GOAL: Pull out every line in the entries below that contains the word "each", treating uppercase and lowercase letters as different.
──────────
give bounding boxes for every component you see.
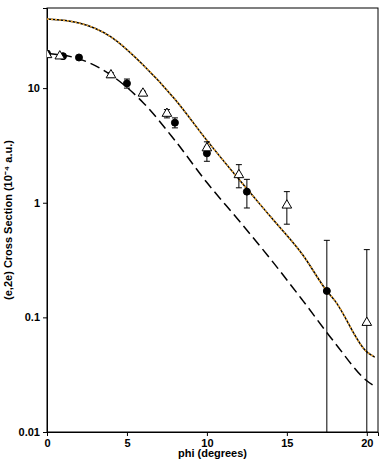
point-open-triangle [362, 317, 372, 325]
y-tick-mark [43, 317, 47, 318]
y-tick: 0.1 [25, 311, 47, 323]
y-tick-label: 0.1 [25, 311, 40, 323]
error-cap [172, 127, 178, 128]
y-tick: 10 [28, 82, 47, 94]
point-open-triangle [106, 70, 116, 78]
error-cap [172, 117, 178, 118]
y-tick-mark [43, 432, 47, 433]
error-cap [364, 249, 370, 250]
error-cap [244, 179, 250, 180]
point-open-triangle [202, 143, 212, 151]
y-tick-mark [43, 203, 47, 204]
error-cap [236, 187, 242, 188]
x-tick-mark [127, 432, 128, 436]
x-tick-label: 0 [44, 437, 50, 449]
error-cap [204, 155, 210, 156]
x-tick-mark [287, 432, 288, 436]
y-tick-label: 10 [28, 82, 40, 94]
chart: 051015200.010.1110phi (degrees)(e,2e) Cr… [0, 0, 381, 460]
plot: 0 5 10 15 20 0.01 0.1 1 10 [19, 8, 379, 449]
y-axis-line [43, 9, 48, 433]
x-tick-label: 15 [281, 437, 293, 449]
point-circle [171, 119, 178, 126]
error-cap [284, 191, 290, 192]
marks [47, 19, 375, 432]
error-cap [124, 88, 130, 89]
error-cap [236, 164, 242, 165]
point-open-triangle [234, 169, 244, 177]
x-tick: 20 [361, 432, 373, 449]
point-circle [123, 80, 130, 87]
y-tick: 0.01 [19, 426, 47, 438]
error-cap [244, 207, 250, 208]
point-circle [323, 287, 330, 294]
point-open-triangle [47, 49, 52, 57]
x-tick: 5 [124, 432, 130, 449]
y-tick-label: 0.01 [19, 426, 40, 438]
y-axis: 0.01 0.1 1 10 [19, 9, 48, 439]
point-open-triangle [282, 200, 292, 208]
x-tick-label: 5 [124, 437, 130, 449]
error-cap [284, 224, 290, 225]
y-tick-label: 1 [34, 197, 40, 209]
y-tick-mark [43, 88, 47, 89]
error-cap [204, 161, 210, 162]
line-dashed [47, 54, 375, 387]
error-bar [326, 240, 327, 432]
x-tick-label: 20 [361, 437, 373, 449]
point-open-triangle [162, 108, 172, 116]
error-cap [324, 240, 330, 241]
point-circle [243, 188, 250, 195]
x-axis-title: phi (degrees) [178, 447, 247, 459]
x-tick: 0 [44, 432, 50, 449]
y-axis-title: (e,2e) Cross Section (10⁻⁴ a.u.) [2, 140, 14, 300]
y-tick: 1 [34, 197, 47, 209]
plot-frame [47, 8, 378, 432]
x-tick: 15 [281, 432, 293, 449]
error-bar [366, 250, 367, 432]
x-tick-mark [367, 432, 368, 436]
point-open-triangle [138, 88, 148, 96]
error-cap [164, 117, 170, 118]
x-axis-line [48, 433, 379, 437]
x-tick-mark [207, 432, 208, 436]
point-open-triangle [55, 51, 65, 59]
point-circle [75, 54, 82, 61]
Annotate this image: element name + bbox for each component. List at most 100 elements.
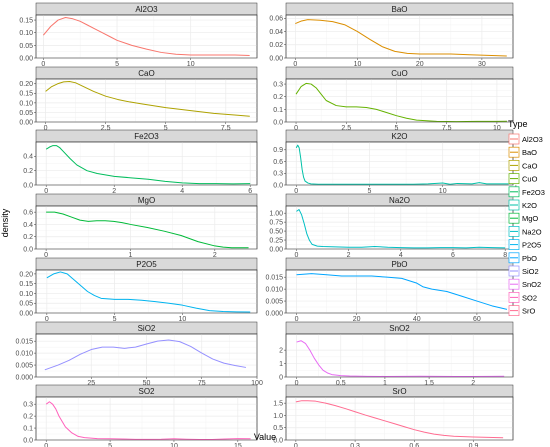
y-tick-label: 0.010 — [15, 351, 33, 358]
y-tick-label: 0.0 — [273, 119, 283, 126]
y-tick-label: 0.5 — [273, 425, 283, 432]
y-tick-label: 0.25 — [269, 237, 283, 244]
legend-label: Na2O — [522, 227, 542, 236]
legend-item-Na2O: Na2O — [508, 226, 542, 237]
density-line-MgO — [46, 211, 249, 249]
y-tick-label: 0.3 — [273, 171, 283, 178]
x-tick-label: 30 — [478, 61, 486, 68]
plot-area — [285, 333, 514, 378]
facet-panel-Al2O3: Al2O3 0 5 10 0.00 0.05 0.10 0.15 — [19, 2, 258, 68]
legend-item-SiO2: SiO2 — [508, 265, 539, 277]
y-tick-label: 0.10 — [19, 100, 33, 107]
density-line-PbO — [296, 273, 508, 310]
y-tick-label: 0.005 — [15, 362, 33, 369]
y-tick-label: 0.2 — [273, 94, 283, 101]
facet-strip-label: CaO — [138, 69, 154, 78]
x-tick-label: 10 — [170, 443, 178, 447]
x-tick-label: 0 — [41, 61, 45, 68]
legend-label: CaO — [522, 161, 538, 170]
y-tick-label: 0.05 — [19, 301, 33, 308]
x-tick-label: 0 — [294, 188, 298, 195]
legend-item-K2O: K2O — [508, 199, 537, 211]
x-tick-label: 2.5 — [101, 125, 111, 132]
plot-border — [35, 333, 258, 378]
facet-strip-label: PbO — [391, 260, 407, 269]
density-line-BaO — [295, 19, 507, 57]
legend-item-SrO: SrO — [508, 305, 536, 316]
x-tick-label: 25 — [87, 380, 95, 387]
plot-border — [35, 205, 258, 250]
density-line-SiO2 — [44, 339, 247, 371]
facet-panel-SiO2: SiO2 25 50 75 100 0.000 0.005 0.010 0.015 — [15, 321, 263, 387]
x-tick-label: 5 — [395, 125, 399, 132]
x-tick-label: 10 — [493, 125, 501, 132]
x-tick-label: 0 — [44, 252, 48, 259]
y-tick-label: 0.04 — [269, 29, 283, 36]
plot-border — [285, 269, 514, 314]
plot-area — [35, 269, 258, 314]
plot-border — [285, 78, 514, 123]
legend-item-BaO: BaO — [508, 146, 537, 158]
facet-strip-label: P2O5 — [136, 260, 157, 269]
legend-label: P2O5 — [522, 241, 541, 250]
y-tick-label: 0.3 — [23, 402, 33, 409]
plot-area — [35, 396, 258, 441]
legend-item-Fe2O3: Fe2O3 — [508, 186, 545, 198]
facet-strip-label: SO2 — [138, 387, 155, 396]
x-tick-label: 5 — [368, 188, 372, 195]
x-tick-label: 10 — [179, 316, 187, 323]
y-tick-label: 1 — [279, 361, 283, 368]
legend-label: PbO — [522, 254, 537, 263]
facet-panel-Na2O: Na2O 0 2 4 6 8 0.00 0.25 0.500.75 1.00 — [269, 193, 514, 259]
x-tick-label: 2 — [112, 188, 116, 195]
x-tick-label: 5 — [108, 443, 112, 447]
y-tick-label: 0.005 — [265, 298, 283, 305]
y-tick-label: 0.6 — [273, 159, 283, 166]
y-tick-label: 0.02 — [269, 42, 283, 49]
facet-strip-label: BaO — [391, 5, 407, 14]
x-tick-label: 20 — [416, 61, 424, 68]
y-tick-label: 0.1 — [23, 425, 33, 432]
y-tick-label: 0.0 — [23, 182, 33, 189]
legend-label: SnO2 — [522, 280, 541, 289]
facet-panel-Fe2O3: Fe2O3 0 2 4 6 0.0 0.2 0.4 — [23, 129, 258, 195]
legend-label: BaO — [522, 148, 537, 157]
x-tick-label: 0.3 — [350, 443, 360, 447]
y-tick-label: 0.75 — [269, 220, 283, 227]
legend-item-CaO: CaO — [508, 160, 538, 171]
x-tick-label: 7.5 — [221, 125, 231, 132]
y-tick-label: 0.06 — [269, 16, 283, 23]
facet-panel-SrO: SrO 0 0.3 0.6 0.9 0.0 0.5 1.0 1.5 — [273, 384, 514, 447]
x-tick-label: 0 — [293, 61, 297, 68]
y-tick-label: 0.20 — [19, 81, 33, 88]
density-line-K2O — [295, 144, 509, 185]
x-tick-label: 0 — [44, 125, 48, 132]
y-tick-label: 0.10 — [19, 30, 33, 37]
x-tick-label: 75 — [198, 380, 206, 387]
plot-area — [285, 78, 514, 123]
y-tick-label: 2 — [279, 348, 283, 355]
x-tick-label: 7.5 — [442, 125, 452, 132]
density-line-Na2O — [296, 209, 506, 249]
plot-border — [35, 396, 258, 441]
legend-label: SrO — [522, 307, 536, 316]
facet-panel-MgO: MgO 0 1 2 0.0 0.2 0.4 0.6 — [23, 193, 258, 259]
legend-item-CuO: CuO — [508, 173, 538, 184]
plot-border — [35, 78, 258, 123]
x-tick-label: 4 — [180, 188, 184, 195]
facet-panel-BaO: BaO 0 10 20 30 0.00 0.02 0.04 0.06 — [269, 2, 514, 68]
legend-item-P2O5: P2O5 — [508, 239, 541, 250]
y-tick-label: 0.15 — [19, 17, 33, 24]
y-tick-label: 0.50 — [269, 228, 283, 235]
x-tick-label: 100 — [251, 380, 263, 387]
x-tick-label: 10 — [439, 188, 447, 195]
plot-border — [285, 396, 514, 441]
x-tick-label: 2.5 — [341, 125, 351, 132]
facet-strip-label: Fe2O3 — [134, 132, 159, 141]
y-tick-label: 0.2 — [23, 414, 33, 421]
plot-border — [35, 269, 258, 314]
legend: Type Al2O3 BaO CaO CuO Fe2O3 K2O MgO Na2O P2O5 Pb… — [508, 119, 545, 316]
legend-item-PbO: PbO — [508, 252, 537, 264]
y-tick-label: 0.000 — [265, 310, 283, 317]
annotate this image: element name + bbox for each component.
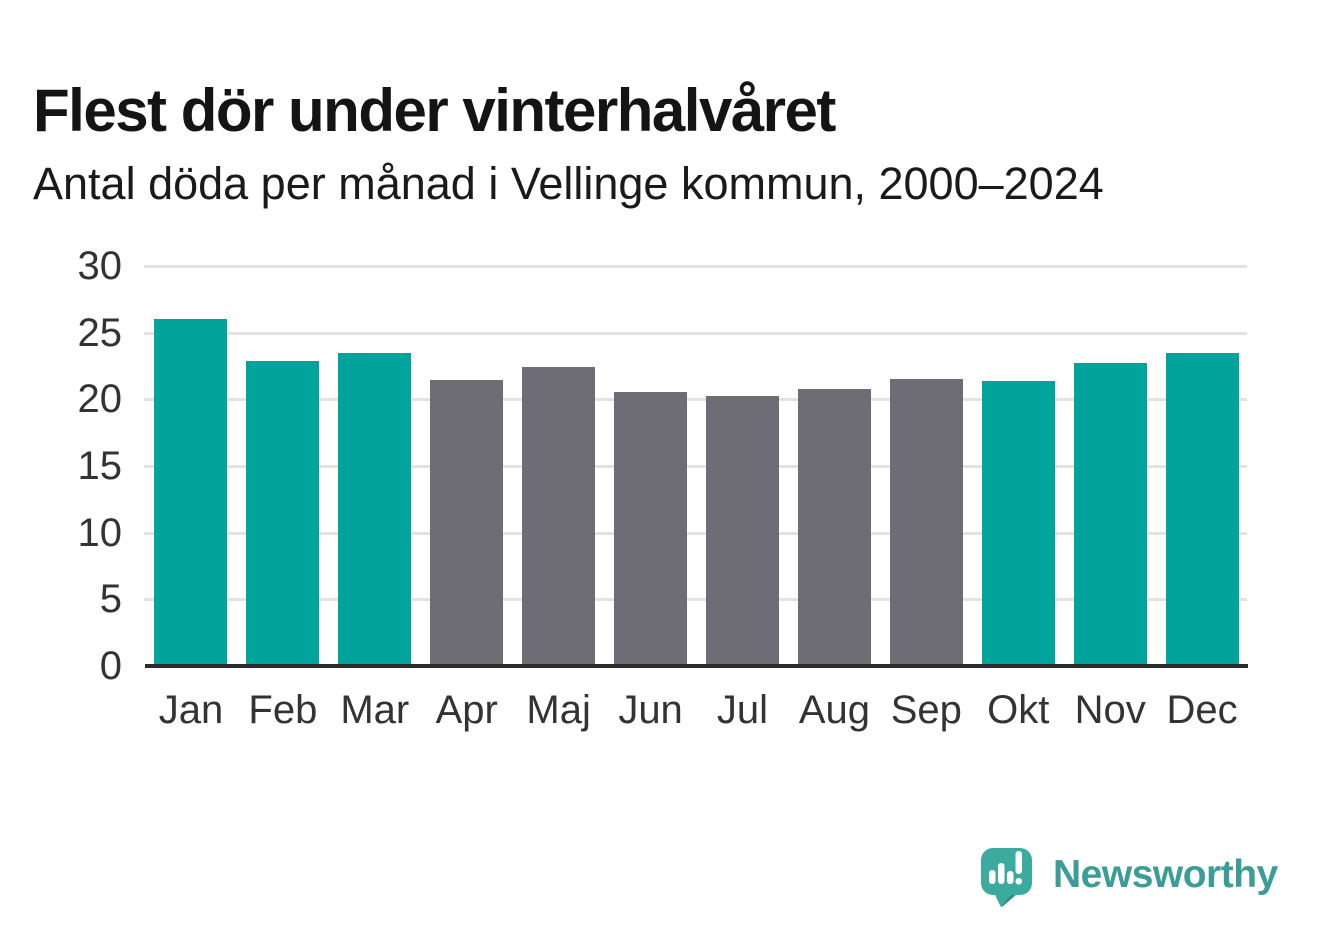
x-tick-label-sep: Sep	[890, 688, 962, 732]
x-tick-label-aug: Aug	[798, 688, 870, 732]
bar-maj	[522, 366, 596, 664]
x-tick-label-nov: Nov	[1074, 688, 1146, 732]
bar-slot-maj	[513, 266, 605, 664]
bar-jan	[154, 318, 228, 664]
y-tick-label: 10	[77, 510, 123, 555]
bar-slot-sep	[880, 266, 972, 664]
x-tick-label-okt: Okt	[987, 688, 1050, 732]
newsworthy-speech-bubble-bar-chart-icon	[981, 848, 1032, 907]
bar-slot-jan	[145, 266, 237, 664]
y-axis: 0 5 10 15 20 25 30	[0, 244, 123, 688]
bar-slot-apr	[421, 266, 513, 664]
x-tick-label-jan: Jan	[158, 688, 224, 732]
y-tick-label: 0	[99, 644, 122, 688]
bar-slot-okt	[972, 266, 1064, 664]
bar-slot-nov	[1064, 266, 1156, 664]
x-tick-label-dec: Dec	[1166, 688, 1238, 732]
bar-apr	[430, 380, 504, 664]
bar-feb	[246, 361, 320, 664]
gridline-y15	[144, 465, 1247, 468]
bar-jul	[705, 396, 779, 664]
newsworthy-logo-text: Newsworthy	[1053, 853, 1278, 896]
x-tick-label-maj: Maj	[526, 688, 591, 732]
bar-sep	[889, 378, 963, 664]
bars-row	[145, 266, 1248, 664]
bar-dec	[1165, 353, 1239, 664]
gridline-y5	[144, 598, 1247, 602]
chart-title: Flest dör under vinterhalvåret	[33, 77, 836, 145]
x-tick-label-mar: Mar	[340, 688, 410, 732]
chart-subtitle: Antal döda per månad i Vellinge kommun, …	[33, 158, 1104, 209]
y-tick-label: 5	[99, 577, 122, 622]
y-tick-label: 25	[77, 310, 123, 355]
x-tick-label-feb: Feb	[248, 688, 318, 732]
bar-nov	[1073, 362, 1147, 664]
y-tick-label: 30	[77, 244, 123, 288]
bar-slot-jul	[697, 266, 789, 664]
plot-area	[144, 265, 1248, 668]
x-axis: Jan Feb Mar Apr Maj Jun Jul Aug Sep Okt Nov Dec	[145, 688, 1248, 733]
bar-slot-feb	[237, 266, 329, 664]
x-axis-baseline	[145, 664, 1248, 668]
x-tick-label-jun: Jun	[618, 688, 683, 732]
bar-slot-dec	[1156, 266, 1248, 664]
bar-jun	[614, 392, 688, 664]
bar-slot-mar	[329, 266, 421, 664]
y-tick-label: 15	[77, 444, 123, 488]
gridline-y10	[144, 531, 1247, 535]
newsworthy-logo: Newsworthy	[981, 848, 1278, 908]
bar-mar	[338, 353, 412, 664]
bar-slot-aug	[788, 266, 880, 664]
x-tick-label-apr: Apr	[435, 688, 498, 732]
gridline-y20	[144, 398, 1247, 402]
gridline-y30	[144, 265, 1247, 268]
bar-aug	[797, 389, 871, 664]
bar-okt	[981, 381, 1055, 664]
gridline-y25	[144, 331, 1247, 335]
y-tick-label: 20	[77, 377, 123, 422]
x-tick-label-jul: Jul	[716, 688, 769, 732]
bar-slot-jun	[605, 266, 697, 664]
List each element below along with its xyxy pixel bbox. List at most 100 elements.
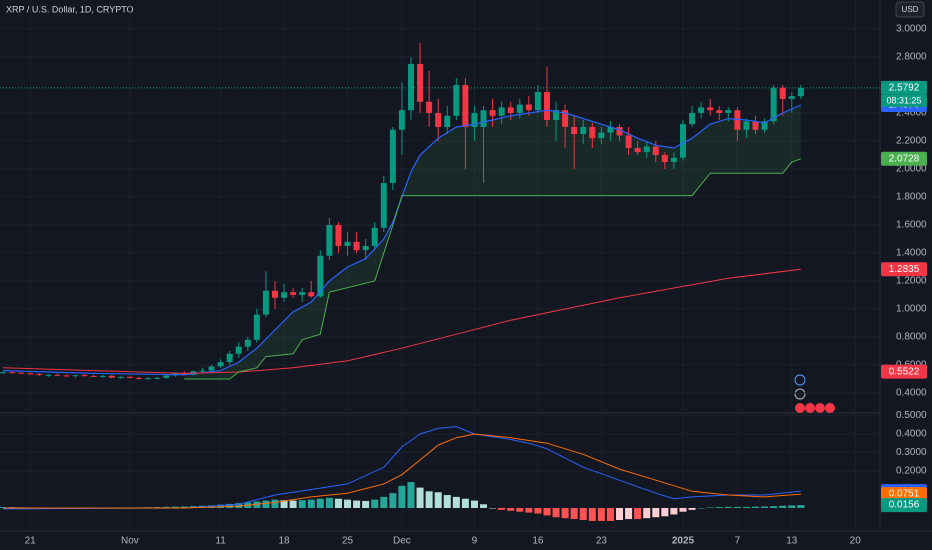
candle-body xyxy=(45,374,52,376)
candle-body xyxy=(770,87,777,122)
candle-body xyxy=(398,110,405,130)
price-label-box xyxy=(881,364,927,379)
histogram-bar xyxy=(679,507,687,512)
price-label-box xyxy=(881,80,927,95)
histogram-bar xyxy=(180,506,188,508)
candle-body xyxy=(27,373,34,375)
event-icon[interactable] xyxy=(805,403,815,413)
y-tick-label: 2.0000 xyxy=(896,164,927,175)
price-label: 2.5792 xyxy=(889,83,920,94)
add-icon[interactable] xyxy=(794,374,806,386)
candle-body xyxy=(625,135,632,148)
x-tick-label: 9 xyxy=(472,536,478,547)
histogram-bar xyxy=(761,506,769,508)
candle-body xyxy=(407,63,414,111)
symbol-title: XRP / U.S. Dollar, 1D, CRYPTO xyxy=(6,4,134,14)
histogram-bar xyxy=(643,507,651,519)
histogram-bar xyxy=(235,503,243,508)
histogram-bar xyxy=(770,506,778,508)
candle-body xyxy=(317,255,324,297)
candle-body xyxy=(299,292,306,295)
histogram-bar xyxy=(507,507,515,511)
price-label: 0.0751 xyxy=(889,489,920,500)
x-tick-label: 13 xyxy=(786,536,798,547)
histogram-bar xyxy=(362,500,370,508)
histogram-bar xyxy=(452,496,460,508)
candle-body xyxy=(562,110,569,127)
indicator-line xyxy=(2,268,801,374)
candle-body xyxy=(199,370,206,372)
candle-body xyxy=(543,91,550,120)
histogram-bar xyxy=(688,507,696,510)
candle-body xyxy=(761,121,768,130)
countdown-box xyxy=(881,94,927,107)
candle-body xyxy=(580,126,587,134)
candle-body xyxy=(271,290,278,298)
histogram-bar xyxy=(416,487,424,508)
currency-button[interactable] xyxy=(895,1,925,18)
candle-body xyxy=(779,87,786,99)
histogram-bar xyxy=(715,507,723,508)
alert-icon[interactable] xyxy=(794,388,806,400)
candle-body xyxy=(426,101,433,113)
x-tick-label: 2025 xyxy=(672,536,695,547)
histogram-bar xyxy=(588,507,596,521)
candle-body xyxy=(607,126,614,133)
currency-label[interactable]: USD xyxy=(902,5,919,14)
y-tick-label: 0.5000 xyxy=(896,410,927,421)
x-tick-label: 20 xyxy=(850,536,862,547)
candle-body xyxy=(81,375,88,377)
candle-body xyxy=(90,375,97,377)
y-tick-label: 1.6000 xyxy=(896,220,927,231)
event-icon[interactable] xyxy=(825,403,835,413)
histogram-bar xyxy=(606,507,614,521)
candle-body xyxy=(0,372,6,374)
histogram-bar xyxy=(316,498,324,508)
candle-body xyxy=(534,91,541,111)
candle-body xyxy=(9,372,16,374)
candle-body xyxy=(99,375,106,377)
histogram-bar xyxy=(307,499,315,508)
candle-body xyxy=(18,372,25,374)
y-tick-label: 3.0000 xyxy=(896,24,927,35)
candle-body xyxy=(743,121,750,130)
histogram-bar xyxy=(280,500,288,508)
candle-body xyxy=(670,157,677,162)
candle-body xyxy=(716,110,723,113)
y-tick-label: 1.8000 xyxy=(896,192,927,203)
x-tick-label: 11 xyxy=(215,536,226,547)
price-label: 1.2835 xyxy=(889,264,920,275)
candle-body xyxy=(108,375,115,378)
candle-body xyxy=(135,377,142,379)
candle-body xyxy=(516,104,523,113)
y-tick-label: 2.4000 xyxy=(896,108,927,119)
countdown: 08:31:25 xyxy=(886,95,921,105)
x-tick-label: Dec xyxy=(393,536,411,547)
candle-body xyxy=(471,112,478,127)
event-icon[interactable] xyxy=(795,403,805,413)
x-tick-label: 25 xyxy=(342,536,354,547)
y-tick-label: 1.0000 xyxy=(896,304,927,315)
price-label-box xyxy=(881,498,927,513)
y-tick-label: 0.2000 xyxy=(896,466,927,477)
indicator-line xyxy=(184,158,801,380)
histogram-bar xyxy=(661,507,669,517)
stop-fill xyxy=(184,104,801,379)
histogram-bar xyxy=(498,507,506,510)
histogram-bar xyxy=(398,485,406,508)
indicator-line xyxy=(2,104,802,376)
candle-body xyxy=(72,375,79,377)
candle-body xyxy=(589,126,596,139)
histogram-bar xyxy=(171,506,179,508)
candle-body xyxy=(507,107,514,113)
histogram-bar xyxy=(425,491,433,508)
y-tick-label: 1.2000 xyxy=(896,276,927,287)
event-icon[interactable] xyxy=(815,403,825,413)
candle-body xyxy=(734,110,741,130)
histogram-bar xyxy=(706,507,714,508)
histogram-bar xyxy=(480,504,488,508)
candle-body xyxy=(498,107,505,116)
histogram-bar xyxy=(534,507,542,514)
histogram-bar xyxy=(344,499,352,508)
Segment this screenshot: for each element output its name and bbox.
──────────
COMPLETE OUTPUT:
Annotate this image: element name + bbox for each component. List at most 100 elements.
annotate this image: element name + bbox for each component.
List each element below along with its xyxy pixel bbox. List at most 100 elements.
Segment this screenshot: for each element output its name and bbox.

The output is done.